• [Exercise task]:
Which lines below hold the word "的最小值为"? Report each one.
..............................
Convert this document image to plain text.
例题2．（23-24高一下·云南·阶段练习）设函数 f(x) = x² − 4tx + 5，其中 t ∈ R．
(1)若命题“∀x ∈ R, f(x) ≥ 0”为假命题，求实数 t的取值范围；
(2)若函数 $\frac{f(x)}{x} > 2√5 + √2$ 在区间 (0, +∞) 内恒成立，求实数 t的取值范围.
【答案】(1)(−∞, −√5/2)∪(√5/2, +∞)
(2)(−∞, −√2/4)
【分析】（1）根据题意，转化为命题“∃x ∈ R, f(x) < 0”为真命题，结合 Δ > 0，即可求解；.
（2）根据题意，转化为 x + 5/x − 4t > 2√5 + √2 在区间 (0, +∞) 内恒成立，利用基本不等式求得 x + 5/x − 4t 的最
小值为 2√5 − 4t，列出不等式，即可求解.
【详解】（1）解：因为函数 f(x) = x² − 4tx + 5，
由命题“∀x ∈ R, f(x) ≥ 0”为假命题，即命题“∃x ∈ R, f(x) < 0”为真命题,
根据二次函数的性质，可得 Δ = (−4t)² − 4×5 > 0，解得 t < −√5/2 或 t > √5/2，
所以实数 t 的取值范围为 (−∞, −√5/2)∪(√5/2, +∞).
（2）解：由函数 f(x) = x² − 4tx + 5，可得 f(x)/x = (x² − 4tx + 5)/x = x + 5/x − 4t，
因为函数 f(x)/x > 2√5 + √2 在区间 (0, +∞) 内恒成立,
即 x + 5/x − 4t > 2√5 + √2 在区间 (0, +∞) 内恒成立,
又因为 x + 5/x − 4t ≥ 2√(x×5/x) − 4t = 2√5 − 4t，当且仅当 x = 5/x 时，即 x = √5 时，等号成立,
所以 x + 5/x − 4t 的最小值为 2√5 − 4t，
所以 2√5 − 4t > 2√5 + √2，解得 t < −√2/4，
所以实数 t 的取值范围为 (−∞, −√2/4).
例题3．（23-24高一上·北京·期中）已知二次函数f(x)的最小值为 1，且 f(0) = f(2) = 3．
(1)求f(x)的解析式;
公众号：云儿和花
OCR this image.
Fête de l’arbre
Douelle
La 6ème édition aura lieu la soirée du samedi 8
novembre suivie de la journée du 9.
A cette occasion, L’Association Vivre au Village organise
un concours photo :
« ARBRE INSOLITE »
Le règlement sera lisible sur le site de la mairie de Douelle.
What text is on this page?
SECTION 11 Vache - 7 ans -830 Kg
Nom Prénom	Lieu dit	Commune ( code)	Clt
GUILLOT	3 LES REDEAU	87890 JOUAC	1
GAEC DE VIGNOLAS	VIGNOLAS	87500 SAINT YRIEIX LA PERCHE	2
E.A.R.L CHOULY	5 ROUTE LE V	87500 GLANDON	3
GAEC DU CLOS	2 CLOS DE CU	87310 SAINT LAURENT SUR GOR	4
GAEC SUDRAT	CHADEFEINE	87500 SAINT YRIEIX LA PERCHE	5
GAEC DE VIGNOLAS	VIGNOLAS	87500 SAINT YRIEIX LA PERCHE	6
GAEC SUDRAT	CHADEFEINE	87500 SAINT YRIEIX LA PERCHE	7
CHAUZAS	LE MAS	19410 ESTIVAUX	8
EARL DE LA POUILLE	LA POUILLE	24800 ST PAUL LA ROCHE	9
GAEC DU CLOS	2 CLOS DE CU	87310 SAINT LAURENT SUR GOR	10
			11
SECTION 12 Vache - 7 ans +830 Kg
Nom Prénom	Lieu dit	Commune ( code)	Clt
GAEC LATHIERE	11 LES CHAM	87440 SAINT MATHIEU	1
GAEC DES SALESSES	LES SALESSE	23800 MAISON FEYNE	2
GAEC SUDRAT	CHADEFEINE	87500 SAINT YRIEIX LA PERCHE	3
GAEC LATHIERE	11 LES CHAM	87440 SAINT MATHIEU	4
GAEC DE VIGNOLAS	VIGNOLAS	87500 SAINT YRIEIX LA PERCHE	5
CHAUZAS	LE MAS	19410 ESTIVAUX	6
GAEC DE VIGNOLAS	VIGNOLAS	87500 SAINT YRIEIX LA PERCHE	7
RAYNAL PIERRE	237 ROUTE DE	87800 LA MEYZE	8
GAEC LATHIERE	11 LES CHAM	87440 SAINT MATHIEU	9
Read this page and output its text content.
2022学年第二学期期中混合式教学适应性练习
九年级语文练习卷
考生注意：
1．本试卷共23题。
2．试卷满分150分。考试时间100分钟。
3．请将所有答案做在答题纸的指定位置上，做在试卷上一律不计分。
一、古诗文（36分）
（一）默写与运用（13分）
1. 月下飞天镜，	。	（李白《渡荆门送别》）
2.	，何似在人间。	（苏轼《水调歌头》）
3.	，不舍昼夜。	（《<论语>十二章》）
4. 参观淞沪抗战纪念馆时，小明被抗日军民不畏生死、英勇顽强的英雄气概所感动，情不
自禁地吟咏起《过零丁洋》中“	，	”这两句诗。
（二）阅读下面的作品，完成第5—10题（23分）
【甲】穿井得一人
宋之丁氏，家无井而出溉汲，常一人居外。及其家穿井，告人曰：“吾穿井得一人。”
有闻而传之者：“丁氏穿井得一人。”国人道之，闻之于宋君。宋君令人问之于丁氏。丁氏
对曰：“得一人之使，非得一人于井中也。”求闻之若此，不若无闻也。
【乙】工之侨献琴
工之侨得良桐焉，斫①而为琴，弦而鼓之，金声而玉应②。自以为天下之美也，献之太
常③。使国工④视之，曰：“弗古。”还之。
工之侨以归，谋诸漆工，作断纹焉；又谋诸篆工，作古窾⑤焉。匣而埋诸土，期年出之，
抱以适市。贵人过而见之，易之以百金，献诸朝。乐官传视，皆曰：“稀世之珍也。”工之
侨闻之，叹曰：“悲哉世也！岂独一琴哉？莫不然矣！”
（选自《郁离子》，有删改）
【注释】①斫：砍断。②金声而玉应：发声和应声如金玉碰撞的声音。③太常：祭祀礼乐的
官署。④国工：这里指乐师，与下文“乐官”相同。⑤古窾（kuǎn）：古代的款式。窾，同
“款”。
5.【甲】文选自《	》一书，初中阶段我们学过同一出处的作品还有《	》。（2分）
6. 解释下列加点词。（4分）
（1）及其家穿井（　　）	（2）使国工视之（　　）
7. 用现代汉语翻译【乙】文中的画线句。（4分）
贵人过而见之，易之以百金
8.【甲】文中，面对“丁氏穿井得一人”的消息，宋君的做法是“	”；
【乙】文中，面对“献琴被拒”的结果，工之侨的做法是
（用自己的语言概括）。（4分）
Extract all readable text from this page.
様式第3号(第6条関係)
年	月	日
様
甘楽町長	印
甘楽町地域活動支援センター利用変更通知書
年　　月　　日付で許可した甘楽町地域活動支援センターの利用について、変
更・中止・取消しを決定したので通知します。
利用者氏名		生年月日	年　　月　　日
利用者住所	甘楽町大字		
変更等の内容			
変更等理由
..............................
• [Solution to this exercise]:
所以 x + 5/x − 4t 的最小值为 2√5 − 4t，
例题3．（23-24高一上·北京·期中）已知二次函数f(x)的最小值为 1，且 f(0) = f(2) = 3．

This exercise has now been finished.